▶ **Task requirements**:
Count every line where "screenshot" occurs. Give the total alone.

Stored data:
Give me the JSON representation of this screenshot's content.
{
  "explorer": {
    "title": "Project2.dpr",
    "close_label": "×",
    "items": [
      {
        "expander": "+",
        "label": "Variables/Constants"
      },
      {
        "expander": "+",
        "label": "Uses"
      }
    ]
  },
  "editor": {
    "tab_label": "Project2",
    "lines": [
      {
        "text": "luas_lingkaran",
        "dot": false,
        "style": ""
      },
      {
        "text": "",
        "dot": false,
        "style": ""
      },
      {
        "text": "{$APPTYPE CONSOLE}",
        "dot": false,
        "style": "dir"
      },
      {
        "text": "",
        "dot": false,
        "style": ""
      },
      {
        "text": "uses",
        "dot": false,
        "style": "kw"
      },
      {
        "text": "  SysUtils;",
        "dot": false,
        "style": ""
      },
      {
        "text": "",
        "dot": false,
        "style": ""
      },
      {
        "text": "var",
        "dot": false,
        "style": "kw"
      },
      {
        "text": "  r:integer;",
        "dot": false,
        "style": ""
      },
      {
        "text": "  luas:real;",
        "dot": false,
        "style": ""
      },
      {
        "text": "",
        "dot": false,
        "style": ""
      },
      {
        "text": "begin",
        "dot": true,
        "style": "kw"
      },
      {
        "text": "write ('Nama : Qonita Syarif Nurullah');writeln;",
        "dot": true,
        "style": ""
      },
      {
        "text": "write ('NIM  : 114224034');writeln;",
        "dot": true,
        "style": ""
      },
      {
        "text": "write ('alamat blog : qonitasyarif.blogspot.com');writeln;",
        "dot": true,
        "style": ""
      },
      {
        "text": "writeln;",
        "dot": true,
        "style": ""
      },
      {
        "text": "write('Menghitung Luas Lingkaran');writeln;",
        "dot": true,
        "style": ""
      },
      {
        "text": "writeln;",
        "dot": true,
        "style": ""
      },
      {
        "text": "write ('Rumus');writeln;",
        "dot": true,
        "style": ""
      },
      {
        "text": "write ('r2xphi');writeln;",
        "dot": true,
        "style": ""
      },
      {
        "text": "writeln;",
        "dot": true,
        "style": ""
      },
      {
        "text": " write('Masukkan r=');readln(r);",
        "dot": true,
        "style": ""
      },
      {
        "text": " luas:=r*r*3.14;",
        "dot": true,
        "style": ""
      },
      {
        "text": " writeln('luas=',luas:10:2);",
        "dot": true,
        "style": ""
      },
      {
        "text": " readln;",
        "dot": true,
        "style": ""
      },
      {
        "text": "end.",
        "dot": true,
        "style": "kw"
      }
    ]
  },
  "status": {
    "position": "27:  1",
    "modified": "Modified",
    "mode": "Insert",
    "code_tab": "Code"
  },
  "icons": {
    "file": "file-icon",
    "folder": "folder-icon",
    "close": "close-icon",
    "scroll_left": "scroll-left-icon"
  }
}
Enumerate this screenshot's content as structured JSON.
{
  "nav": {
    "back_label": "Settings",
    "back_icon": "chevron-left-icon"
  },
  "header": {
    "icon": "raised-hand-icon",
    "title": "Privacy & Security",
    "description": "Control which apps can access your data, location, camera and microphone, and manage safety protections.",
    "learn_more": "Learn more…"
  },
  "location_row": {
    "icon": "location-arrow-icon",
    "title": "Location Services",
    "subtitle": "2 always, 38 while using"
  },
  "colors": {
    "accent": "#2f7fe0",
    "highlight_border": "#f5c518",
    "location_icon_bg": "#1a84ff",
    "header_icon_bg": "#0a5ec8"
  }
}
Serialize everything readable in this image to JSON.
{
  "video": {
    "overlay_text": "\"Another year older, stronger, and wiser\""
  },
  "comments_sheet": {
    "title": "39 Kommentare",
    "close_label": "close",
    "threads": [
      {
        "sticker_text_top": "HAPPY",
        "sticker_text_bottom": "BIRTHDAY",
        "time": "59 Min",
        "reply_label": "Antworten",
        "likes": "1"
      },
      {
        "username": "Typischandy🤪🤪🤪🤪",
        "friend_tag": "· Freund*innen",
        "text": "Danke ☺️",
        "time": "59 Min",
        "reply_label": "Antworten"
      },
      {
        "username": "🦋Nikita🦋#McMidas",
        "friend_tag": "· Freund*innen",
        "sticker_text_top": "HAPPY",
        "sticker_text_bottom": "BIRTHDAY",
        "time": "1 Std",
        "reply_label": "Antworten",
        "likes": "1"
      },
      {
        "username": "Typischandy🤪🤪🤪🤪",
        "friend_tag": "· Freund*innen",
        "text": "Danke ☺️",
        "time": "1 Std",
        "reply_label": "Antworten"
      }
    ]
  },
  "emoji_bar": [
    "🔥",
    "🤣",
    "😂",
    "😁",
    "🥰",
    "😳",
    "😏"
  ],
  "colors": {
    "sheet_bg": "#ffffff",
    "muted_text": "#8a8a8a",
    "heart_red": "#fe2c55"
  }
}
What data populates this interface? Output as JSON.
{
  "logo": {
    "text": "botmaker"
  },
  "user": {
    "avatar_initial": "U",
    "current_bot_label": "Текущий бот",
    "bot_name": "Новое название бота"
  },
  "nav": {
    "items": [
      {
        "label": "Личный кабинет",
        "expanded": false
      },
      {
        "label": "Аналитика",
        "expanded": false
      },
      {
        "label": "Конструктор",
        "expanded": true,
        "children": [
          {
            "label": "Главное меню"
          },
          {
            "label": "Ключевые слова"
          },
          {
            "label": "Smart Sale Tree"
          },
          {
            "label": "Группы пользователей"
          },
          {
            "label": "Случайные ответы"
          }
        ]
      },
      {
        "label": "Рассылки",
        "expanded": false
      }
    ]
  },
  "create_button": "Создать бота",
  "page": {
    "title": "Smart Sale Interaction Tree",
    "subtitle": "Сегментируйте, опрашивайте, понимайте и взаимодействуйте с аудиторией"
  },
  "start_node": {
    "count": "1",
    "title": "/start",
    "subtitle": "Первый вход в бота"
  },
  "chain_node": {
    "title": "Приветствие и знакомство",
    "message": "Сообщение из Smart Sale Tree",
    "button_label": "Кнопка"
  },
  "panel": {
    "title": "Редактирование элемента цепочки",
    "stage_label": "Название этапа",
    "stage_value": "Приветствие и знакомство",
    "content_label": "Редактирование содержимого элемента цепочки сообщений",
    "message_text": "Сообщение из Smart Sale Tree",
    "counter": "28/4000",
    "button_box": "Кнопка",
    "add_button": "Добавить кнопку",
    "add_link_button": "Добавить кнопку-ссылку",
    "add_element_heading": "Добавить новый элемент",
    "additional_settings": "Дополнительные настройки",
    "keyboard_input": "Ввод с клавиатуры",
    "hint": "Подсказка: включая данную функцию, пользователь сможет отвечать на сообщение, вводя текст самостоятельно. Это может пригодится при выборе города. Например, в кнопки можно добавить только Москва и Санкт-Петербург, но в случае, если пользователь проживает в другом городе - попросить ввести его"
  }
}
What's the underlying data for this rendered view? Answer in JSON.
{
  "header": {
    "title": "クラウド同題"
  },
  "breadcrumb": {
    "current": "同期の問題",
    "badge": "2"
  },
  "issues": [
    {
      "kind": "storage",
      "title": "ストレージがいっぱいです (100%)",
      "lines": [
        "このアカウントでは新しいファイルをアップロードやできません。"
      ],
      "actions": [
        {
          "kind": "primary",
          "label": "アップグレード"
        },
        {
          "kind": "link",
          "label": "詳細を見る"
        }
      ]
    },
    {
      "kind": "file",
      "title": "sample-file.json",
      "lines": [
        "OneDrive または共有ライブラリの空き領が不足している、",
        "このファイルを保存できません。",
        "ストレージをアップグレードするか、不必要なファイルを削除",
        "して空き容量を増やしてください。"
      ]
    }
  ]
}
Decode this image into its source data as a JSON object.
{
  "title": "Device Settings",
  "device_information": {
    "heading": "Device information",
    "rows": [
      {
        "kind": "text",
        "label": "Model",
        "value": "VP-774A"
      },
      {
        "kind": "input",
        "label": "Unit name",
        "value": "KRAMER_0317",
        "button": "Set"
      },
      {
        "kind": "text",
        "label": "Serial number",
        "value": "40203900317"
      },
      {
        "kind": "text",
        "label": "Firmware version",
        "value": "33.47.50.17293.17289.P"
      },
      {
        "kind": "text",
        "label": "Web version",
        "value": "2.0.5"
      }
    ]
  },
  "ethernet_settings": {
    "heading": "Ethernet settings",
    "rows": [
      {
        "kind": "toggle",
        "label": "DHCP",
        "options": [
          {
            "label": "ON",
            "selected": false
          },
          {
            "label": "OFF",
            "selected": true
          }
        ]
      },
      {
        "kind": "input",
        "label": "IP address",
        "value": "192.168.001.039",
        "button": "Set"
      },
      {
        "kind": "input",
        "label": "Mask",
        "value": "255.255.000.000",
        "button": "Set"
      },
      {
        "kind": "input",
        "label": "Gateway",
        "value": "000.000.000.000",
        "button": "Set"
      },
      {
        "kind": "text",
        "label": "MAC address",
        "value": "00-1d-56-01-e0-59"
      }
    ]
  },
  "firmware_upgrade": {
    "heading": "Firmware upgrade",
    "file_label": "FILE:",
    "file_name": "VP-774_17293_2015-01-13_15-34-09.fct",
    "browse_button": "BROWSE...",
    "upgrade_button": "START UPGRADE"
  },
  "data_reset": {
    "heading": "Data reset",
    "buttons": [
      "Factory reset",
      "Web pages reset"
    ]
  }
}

▶ **Solution below**:
2